## REQUIREMENT
Please rewrite the records from the start through the line containing "age-value: 55,1 <box>525 114 552 130</box>", changing "table-row" to "table-line" and leaving everything else unchanged.

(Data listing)
/---

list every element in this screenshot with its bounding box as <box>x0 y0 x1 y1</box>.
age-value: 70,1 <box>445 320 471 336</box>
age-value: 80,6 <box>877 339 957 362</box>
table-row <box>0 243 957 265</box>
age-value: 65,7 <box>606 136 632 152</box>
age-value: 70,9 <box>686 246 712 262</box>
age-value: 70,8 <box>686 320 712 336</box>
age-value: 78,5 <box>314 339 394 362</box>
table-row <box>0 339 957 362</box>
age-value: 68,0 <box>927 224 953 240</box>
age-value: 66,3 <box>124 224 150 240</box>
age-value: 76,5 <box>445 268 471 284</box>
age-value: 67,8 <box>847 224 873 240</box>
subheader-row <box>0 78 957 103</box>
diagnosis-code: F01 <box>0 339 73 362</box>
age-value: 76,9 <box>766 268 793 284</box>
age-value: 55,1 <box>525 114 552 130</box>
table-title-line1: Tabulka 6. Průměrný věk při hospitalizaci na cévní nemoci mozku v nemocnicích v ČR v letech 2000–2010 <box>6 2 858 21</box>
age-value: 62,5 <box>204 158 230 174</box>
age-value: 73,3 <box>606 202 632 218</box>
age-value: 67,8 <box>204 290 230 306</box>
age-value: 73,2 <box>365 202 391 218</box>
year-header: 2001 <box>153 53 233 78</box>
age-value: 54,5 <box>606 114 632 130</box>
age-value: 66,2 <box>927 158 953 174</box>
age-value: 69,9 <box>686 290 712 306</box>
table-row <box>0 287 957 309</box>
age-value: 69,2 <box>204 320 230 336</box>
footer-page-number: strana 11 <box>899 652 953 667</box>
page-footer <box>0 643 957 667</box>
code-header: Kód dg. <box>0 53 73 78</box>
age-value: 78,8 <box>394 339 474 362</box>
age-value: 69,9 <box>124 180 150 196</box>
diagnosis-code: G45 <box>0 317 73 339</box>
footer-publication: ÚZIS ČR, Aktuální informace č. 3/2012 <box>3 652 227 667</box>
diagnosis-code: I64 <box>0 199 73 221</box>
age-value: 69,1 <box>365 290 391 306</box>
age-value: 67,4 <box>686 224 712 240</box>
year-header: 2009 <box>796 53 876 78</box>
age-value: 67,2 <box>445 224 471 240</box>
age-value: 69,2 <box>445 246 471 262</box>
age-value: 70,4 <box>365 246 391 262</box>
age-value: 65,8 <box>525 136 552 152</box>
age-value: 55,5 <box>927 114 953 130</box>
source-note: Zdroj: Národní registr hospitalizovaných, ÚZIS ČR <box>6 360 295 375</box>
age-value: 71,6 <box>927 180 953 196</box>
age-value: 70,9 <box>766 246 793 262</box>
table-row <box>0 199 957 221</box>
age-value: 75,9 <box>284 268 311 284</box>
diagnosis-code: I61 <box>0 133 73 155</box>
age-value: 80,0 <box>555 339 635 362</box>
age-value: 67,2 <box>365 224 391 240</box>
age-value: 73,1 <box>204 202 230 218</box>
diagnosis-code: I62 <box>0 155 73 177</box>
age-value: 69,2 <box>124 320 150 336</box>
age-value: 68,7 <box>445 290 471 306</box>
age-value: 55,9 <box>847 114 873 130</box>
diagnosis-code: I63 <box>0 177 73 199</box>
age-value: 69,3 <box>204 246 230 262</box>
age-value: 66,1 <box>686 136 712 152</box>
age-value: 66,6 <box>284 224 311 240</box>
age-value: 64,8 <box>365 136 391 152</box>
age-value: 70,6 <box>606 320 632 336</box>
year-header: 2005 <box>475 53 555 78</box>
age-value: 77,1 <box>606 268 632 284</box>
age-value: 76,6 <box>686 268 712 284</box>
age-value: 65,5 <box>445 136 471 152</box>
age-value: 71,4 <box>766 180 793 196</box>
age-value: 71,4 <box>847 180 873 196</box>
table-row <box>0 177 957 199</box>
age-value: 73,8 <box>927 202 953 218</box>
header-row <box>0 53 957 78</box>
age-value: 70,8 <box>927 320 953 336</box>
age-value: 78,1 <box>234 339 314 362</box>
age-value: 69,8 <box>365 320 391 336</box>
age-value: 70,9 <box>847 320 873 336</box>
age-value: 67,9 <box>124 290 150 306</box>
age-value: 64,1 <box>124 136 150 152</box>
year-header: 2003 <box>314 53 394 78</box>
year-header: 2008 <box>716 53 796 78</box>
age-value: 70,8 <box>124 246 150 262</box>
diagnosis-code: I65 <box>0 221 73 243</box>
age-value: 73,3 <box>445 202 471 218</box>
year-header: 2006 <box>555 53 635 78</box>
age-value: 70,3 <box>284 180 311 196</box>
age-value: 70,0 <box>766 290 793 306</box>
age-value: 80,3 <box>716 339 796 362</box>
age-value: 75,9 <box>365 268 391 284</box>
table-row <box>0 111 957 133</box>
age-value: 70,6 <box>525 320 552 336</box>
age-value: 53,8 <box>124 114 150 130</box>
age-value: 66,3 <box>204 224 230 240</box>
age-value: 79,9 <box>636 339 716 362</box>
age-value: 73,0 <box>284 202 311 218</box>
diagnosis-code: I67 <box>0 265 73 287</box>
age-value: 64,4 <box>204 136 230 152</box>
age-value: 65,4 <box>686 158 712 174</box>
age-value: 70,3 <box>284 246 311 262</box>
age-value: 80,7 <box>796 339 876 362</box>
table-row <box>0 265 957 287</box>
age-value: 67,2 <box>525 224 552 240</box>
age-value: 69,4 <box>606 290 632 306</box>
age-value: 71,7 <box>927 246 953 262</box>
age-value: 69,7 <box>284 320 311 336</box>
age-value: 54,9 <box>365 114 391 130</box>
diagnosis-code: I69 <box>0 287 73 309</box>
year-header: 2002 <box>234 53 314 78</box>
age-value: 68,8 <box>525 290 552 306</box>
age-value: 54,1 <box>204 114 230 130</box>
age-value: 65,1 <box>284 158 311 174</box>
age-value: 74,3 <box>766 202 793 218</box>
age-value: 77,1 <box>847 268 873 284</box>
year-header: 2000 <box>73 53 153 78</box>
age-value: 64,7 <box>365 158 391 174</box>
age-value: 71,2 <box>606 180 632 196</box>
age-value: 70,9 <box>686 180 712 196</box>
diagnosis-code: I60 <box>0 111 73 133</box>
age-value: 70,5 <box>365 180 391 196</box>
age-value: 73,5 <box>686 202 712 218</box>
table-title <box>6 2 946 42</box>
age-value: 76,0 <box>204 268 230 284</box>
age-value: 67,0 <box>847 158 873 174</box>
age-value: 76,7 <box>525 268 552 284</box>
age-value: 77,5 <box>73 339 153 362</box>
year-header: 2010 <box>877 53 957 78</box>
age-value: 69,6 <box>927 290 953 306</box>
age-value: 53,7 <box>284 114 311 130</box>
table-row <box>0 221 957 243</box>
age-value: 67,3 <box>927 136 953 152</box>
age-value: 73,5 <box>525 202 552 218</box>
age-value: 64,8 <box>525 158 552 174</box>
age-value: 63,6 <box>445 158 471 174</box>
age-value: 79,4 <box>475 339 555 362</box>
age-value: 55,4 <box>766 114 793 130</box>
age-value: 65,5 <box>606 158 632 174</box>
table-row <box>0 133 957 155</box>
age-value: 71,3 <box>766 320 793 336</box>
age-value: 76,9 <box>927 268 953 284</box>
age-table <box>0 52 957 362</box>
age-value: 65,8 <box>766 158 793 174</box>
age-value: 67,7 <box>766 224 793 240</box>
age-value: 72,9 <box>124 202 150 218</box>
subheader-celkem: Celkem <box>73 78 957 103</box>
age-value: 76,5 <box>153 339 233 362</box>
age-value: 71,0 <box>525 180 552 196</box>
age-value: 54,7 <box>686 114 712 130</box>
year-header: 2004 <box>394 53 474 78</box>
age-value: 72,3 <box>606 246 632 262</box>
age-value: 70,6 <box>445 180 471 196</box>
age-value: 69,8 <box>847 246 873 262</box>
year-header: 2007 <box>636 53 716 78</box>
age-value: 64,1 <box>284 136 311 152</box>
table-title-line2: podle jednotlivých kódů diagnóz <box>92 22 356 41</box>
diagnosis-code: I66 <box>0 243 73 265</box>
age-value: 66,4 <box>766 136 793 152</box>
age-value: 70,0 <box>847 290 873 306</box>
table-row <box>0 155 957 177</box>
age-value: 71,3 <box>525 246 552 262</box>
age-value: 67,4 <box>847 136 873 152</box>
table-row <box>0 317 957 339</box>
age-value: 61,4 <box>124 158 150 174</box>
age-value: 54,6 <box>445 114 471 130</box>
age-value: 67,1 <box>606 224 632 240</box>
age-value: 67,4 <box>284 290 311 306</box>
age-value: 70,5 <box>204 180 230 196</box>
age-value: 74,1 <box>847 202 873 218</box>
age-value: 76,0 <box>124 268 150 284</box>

\---

## WORKED ANSWER
list every element in this screenshot with its bounding box as <box>x0 y0 x1 y1</box>.
age-value: 70,1 <box>445 320 471 336</box>
age-value: 80,6 <box>877 339 957 362</box>
table-line <box>0 243 957 265</box>
age-value: 65,7 <box>606 136 632 152</box>
age-value: 70,9 <box>686 246 712 262</box>
age-value: 70,8 <box>686 320 712 336</box>
age-value: 78,5 <box>314 339 394 362</box>
table-line <box>0 339 957 362</box>
age-value: 68,0 <box>927 224 953 240</box>
age-value: 66,3 <box>124 224 150 240</box>
age-value: 76,5 <box>445 268 471 284</box>
age-value: 67,8 <box>847 224 873 240</box>
subheader-row <box>0 78 957 103</box>
diagnosis-code: F01 <box>0 339 73 362</box>
age-value: 76,9 <box>766 268 793 284</box>
age-value: 55,1 <box>525 114 552 130</box>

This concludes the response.